Dataset entries:

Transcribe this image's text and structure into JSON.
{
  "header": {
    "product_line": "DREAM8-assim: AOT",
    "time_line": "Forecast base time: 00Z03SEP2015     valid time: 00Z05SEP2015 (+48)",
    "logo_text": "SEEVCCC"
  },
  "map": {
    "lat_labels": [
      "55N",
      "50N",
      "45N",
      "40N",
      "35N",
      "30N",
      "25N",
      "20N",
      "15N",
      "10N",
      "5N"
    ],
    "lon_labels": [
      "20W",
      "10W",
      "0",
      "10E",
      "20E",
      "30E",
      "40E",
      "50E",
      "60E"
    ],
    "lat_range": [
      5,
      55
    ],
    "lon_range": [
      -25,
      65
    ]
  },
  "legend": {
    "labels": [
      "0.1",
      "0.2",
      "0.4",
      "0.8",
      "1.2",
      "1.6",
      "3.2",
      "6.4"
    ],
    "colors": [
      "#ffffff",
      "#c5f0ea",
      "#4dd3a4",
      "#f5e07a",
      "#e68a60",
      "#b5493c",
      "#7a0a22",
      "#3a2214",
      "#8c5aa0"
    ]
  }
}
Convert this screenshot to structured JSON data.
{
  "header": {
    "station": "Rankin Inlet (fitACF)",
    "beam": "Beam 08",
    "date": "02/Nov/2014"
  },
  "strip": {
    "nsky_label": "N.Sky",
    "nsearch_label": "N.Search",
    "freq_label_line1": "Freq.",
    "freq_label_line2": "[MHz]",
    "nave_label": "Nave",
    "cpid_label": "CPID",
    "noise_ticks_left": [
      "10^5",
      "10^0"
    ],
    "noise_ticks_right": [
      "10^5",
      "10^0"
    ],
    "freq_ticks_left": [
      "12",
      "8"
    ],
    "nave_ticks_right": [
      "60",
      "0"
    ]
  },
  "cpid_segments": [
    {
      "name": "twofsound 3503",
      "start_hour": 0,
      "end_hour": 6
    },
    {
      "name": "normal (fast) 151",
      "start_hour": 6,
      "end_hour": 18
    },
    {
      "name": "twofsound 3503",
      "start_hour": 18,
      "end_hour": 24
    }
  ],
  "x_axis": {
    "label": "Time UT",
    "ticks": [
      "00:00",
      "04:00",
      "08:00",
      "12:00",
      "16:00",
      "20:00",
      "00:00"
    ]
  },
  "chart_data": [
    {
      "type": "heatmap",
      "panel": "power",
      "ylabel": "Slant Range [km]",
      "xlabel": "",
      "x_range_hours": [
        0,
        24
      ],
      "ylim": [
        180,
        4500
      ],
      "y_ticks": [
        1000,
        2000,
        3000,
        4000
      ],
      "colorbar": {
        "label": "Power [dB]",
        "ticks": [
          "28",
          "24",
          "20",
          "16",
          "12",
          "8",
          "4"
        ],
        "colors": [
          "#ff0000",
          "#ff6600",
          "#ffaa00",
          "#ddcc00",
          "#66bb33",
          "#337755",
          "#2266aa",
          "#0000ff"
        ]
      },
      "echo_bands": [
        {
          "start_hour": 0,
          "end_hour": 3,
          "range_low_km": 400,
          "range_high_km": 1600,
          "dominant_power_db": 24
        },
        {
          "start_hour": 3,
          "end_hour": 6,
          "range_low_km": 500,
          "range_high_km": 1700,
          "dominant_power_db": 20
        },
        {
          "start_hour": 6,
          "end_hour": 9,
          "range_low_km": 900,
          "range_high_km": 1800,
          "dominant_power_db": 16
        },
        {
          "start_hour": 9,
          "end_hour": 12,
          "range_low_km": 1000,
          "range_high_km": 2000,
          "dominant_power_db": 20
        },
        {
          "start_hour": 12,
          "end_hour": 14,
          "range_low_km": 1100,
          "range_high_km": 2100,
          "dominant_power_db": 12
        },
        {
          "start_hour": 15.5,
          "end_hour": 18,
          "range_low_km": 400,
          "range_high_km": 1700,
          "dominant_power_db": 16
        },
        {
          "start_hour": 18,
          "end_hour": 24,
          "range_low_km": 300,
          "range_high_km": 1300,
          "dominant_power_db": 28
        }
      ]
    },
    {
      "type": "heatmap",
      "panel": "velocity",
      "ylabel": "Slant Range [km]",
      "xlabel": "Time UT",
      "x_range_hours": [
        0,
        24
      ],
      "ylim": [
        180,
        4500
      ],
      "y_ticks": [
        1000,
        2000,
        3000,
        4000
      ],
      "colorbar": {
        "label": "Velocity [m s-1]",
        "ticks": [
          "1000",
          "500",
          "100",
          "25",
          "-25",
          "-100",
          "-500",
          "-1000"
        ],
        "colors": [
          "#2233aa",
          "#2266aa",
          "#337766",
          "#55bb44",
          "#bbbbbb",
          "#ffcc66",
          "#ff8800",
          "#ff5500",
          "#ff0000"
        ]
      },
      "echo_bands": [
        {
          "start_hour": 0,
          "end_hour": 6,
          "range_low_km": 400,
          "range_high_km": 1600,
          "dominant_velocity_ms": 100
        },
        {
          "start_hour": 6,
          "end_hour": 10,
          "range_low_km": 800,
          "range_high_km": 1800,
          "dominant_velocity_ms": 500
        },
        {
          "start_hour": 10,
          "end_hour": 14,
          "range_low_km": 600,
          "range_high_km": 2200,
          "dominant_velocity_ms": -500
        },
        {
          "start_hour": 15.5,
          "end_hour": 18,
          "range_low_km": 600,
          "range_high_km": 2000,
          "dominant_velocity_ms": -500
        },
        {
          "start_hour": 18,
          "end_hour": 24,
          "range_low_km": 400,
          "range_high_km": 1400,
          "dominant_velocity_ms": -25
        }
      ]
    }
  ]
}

Job: Send back each record exactly as it stands.

Exercise result:
Transcribe this image's text and structure into JSON.
{
  "header": {
    "product_line": "DREAM8-assim: AOT",
    "time_line": "Forecast base time: 00Z03SEP2015     valid time: 00Z05SEP2015 (+48)",
    "logo_text": "SEEVCCC"
  },
  "map": {
    "lat_labels": [
      "55N",
      "50N",
      "45N",
      "40N",
      "35N",
      "30N",
      "25N",
      "20N",
      "15N",
      "10N",
      "5N"
    ],
    "lon_labels": [
      "20W",
      "10W",
      "0",
      "10E",
      "20E",
      "30E",
      "40E",
      "50E",
      "60E"
    ],
    "lat_range": [
      5,
      55
    ],
    "lon_range": [
      -25,
      65
    ]
  },
  "legend": {
    "labels": [
      "0.1",
      "0.2",
      "0.4",
      "0.8",
      "1.2",
      "1.6",
      "3.2",
      "6.4"
    ],
    "colors": [
      "#ffffff",
      "#c5f0ea",
      "#4dd3a4",
      "#f5e07a",
      "#e68a60",
      "#b5493c",
      "#7a0a22",
      "#3a2214",
      "#8c5aa0"
    ]
  }
}
Convert this screenshot to structured JSON data.
{
  "header": {
    "station": "Rankin Inlet (fitACF)",
    "beam": "Beam 08",
    "date": "02/Nov/2014"
  },
  "strip": {
    "nsky_label": "N.Sky",
    "nsearch_label": "N.Search",
    "freq_label_line1": "Freq.",
    "freq_label_line2": "[MHz]",
    "nave_label": "Nave",
    "cpid_label": "CPID",
    "noise_ticks_left": [
      "10^5",
      "10^0"
    ],
    "noise_ticks_right": [
      "10^5",
      "10^0"
    ],
    "freq_ticks_left": [
      "12",
      "8"
    ],
    "nave_ticks_right": [
      "60",
      "0"
    ]
  },
  "cpid_segments": [
    {
      "name": "twofsound 3503",
      "start_hour": 0,
      "end_hour": 6
    },
    {
      "name": "normal (fast) 151",
      "start_hour": 6,
      "end_hour": 18
    },
    {
      "name": "twofsound 3503",
      "start_hour": 18,
      "end_hour": 24
    }
  ],
  "x_axis": {
    "label": "Time UT",
    "ticks": [
      "00:00",
      "04:00",
      "08:00",
      "12:00",
      "16:00",
      "20:00",
      "00:00"
    ]
  },
  "chart_data": [
    {
      "type": "heatmap",
      "panel": "power",
      "ylabel": "Slant Range [km]",
      "xlabel": "",
      "x_range_hours": [
        0,
        24
      ],
      "ylim": [
        180,
        4500
      ],
      "y_ticks": [
        1000,
        2000,
        3000,
        4000
      ],
      "colorbar": {
        "label": "Power [dB]",
        "ticks": [
          "28",
          "24",
          "20",
          "16",
          "12",
          "8",
          "4"
        ],
        "colors": [
          "#ff0000",
          "#ff6600",
          "#ffaa00",
          "#ddcc00",
          "#66bb33",
          "#337755",
          "#2266aa",
          "#0000ff"
        ]
      },
      "echo_bands": [
        {
          "start_hour": 0,
          "end_hour": 3,
          "range_low_km": 400,
          "range_high_km": 1600,
          "dominant_power_db": 24
        },
        {
          "start_hour": 3,
          "end_hour": 6,
          "range_low_km": 500,
          "range_high_km": 1700,
          "dominant_power_db": 20
        },
        {
          "start_hour": 6,
          "end_hour": 9,
          "range_low_km": 900,
          "range_high_km": 1800,
          "dominant_power_db": 16
        },
        {
          "start_hour": 9,
          "end_hour": 12,
          "range_low_km": 1000,
          "range_high_km": 2000,
          "dominant_power_db": 20
        },
        {
          "start_hour": 12,
          "end_hour": 14,
          "range_low_km": 1100,
          "range_high_km": 2100,
          "dominant_power_db": 12
        },
        {
          "start_hour": 15.5,
          "end_hour": 18,
          "range_low_km": 400,
          "range_high_km": 1700,
          "dominant_power_db": 16
        },
        {
          "start_hour": 18,
          "end_hour": 24,
          "range_low_km": 300,
          "range_high_km": 1300,
          "dominant_power_db": 28
        }
      ]
    },
    {
      "type": "heatmap",
      "panel": "velocity",
      "ylabel": "Slant Range [km]",
      "xlabel": "Time UT",
      "x_range_hours": [
        0,
        24
      ],
      "ylim": [
        180,
        4500
      ],
      "y_ticks": [
        1000,
        2000,
        3000,
        4000
      ],
      "colorbar": {
        "label": "Velocity [m s-1]",
        "ticks": [
          "1000",
          "500",
          "100",
          "25",
          "-25",
          "-100",
          "-500",
          "-1000"
        ],
        "colors": [
          "#2233aa",
          "#2266aa",
          "#337766",
          "#55bb44",
          "#bbbbbb",
          "#ffcc66",
          "#ff8800",
          "#ff5500",
          "#ff0000"
        ]
      },
      "echo_bands": [
        {
          "start_hour": 0,
          "end_hour": 6,
          "range_low_km": 400,
          "range_high_km": 1600,
          "dominant_velocity_ms": 100
        },
        {
          "start_hour": 6,
          "end_hour": 10,
          "range_low_km": 800,
          "range_high_km": 1800,
          "dominant_velocity_ms": 500
        },
        {
          "start_hour": 10,
          "end_hour": 14,
          "range_low_km": 600,
          "range_high_km": 2200,
          "dominant_velocity_ms": -500
        },
        {
          "start_hour": 15.5,
          "end_hour": 18,
          "range_low_km": 600,
          "range_high_km": 2000,
          "dominant_velocity_ms": -500
        },
        {
          "start_hour": 18,
          "end_hour": 24,
          "range_low_km": 400,
          "range_high_km": 1400,
          "dominant_velocity_ms": -25
        }
      ]
    }
  ]
}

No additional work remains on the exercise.